[Start of DATA IN THIS EXERCISE]

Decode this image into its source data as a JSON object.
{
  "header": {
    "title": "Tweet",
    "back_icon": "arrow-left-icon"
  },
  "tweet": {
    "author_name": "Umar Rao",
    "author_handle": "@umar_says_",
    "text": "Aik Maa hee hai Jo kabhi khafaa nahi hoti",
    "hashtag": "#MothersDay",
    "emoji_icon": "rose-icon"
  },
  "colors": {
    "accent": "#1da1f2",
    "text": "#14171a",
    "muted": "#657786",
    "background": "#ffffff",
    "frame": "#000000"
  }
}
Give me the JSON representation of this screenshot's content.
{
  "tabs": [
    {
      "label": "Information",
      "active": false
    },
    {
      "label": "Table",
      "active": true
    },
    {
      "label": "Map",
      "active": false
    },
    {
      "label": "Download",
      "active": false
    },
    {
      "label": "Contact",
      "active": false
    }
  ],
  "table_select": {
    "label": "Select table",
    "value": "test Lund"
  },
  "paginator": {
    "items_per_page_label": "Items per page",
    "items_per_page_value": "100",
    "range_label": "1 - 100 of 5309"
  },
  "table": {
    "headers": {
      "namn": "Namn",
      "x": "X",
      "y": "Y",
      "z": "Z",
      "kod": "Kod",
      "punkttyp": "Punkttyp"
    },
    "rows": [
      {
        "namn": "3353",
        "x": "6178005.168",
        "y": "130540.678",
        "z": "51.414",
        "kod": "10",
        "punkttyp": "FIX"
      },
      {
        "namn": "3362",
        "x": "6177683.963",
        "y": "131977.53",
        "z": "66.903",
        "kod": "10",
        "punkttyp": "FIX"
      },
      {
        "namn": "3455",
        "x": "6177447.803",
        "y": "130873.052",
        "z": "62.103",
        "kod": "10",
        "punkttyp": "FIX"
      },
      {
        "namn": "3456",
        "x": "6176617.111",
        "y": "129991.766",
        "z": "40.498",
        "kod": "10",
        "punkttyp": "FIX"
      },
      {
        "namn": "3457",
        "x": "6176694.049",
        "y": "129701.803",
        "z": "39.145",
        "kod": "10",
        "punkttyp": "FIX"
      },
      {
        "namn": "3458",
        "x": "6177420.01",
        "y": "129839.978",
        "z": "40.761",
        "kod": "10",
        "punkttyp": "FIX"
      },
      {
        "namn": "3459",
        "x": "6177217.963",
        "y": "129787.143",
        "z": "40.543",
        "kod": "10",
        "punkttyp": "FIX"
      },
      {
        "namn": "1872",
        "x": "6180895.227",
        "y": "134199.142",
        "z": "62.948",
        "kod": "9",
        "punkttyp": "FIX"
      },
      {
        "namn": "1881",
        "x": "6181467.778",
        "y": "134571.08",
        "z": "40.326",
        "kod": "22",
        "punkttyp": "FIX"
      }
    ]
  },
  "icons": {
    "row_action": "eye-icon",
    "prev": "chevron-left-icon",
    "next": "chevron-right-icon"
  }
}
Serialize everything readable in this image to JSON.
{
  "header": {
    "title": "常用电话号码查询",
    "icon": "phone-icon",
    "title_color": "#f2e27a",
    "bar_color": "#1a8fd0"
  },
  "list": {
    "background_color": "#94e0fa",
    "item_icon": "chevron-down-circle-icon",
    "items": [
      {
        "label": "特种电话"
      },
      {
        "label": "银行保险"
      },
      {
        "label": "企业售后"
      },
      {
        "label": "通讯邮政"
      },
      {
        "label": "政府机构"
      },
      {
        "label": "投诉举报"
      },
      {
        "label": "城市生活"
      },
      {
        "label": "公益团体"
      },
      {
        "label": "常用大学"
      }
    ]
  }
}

[End of DATA IN THIS EXERCISE]

◆ **WRITTEN EXERCISE**:
List all lines holding the string "chevron".

◆ **SOLUTION TO THIS PROBLEM**:
    "prev": "chevron-left-icon",
    "next": "chevron-right-icon"
    "item_icon": "chevron-down-circle-icon",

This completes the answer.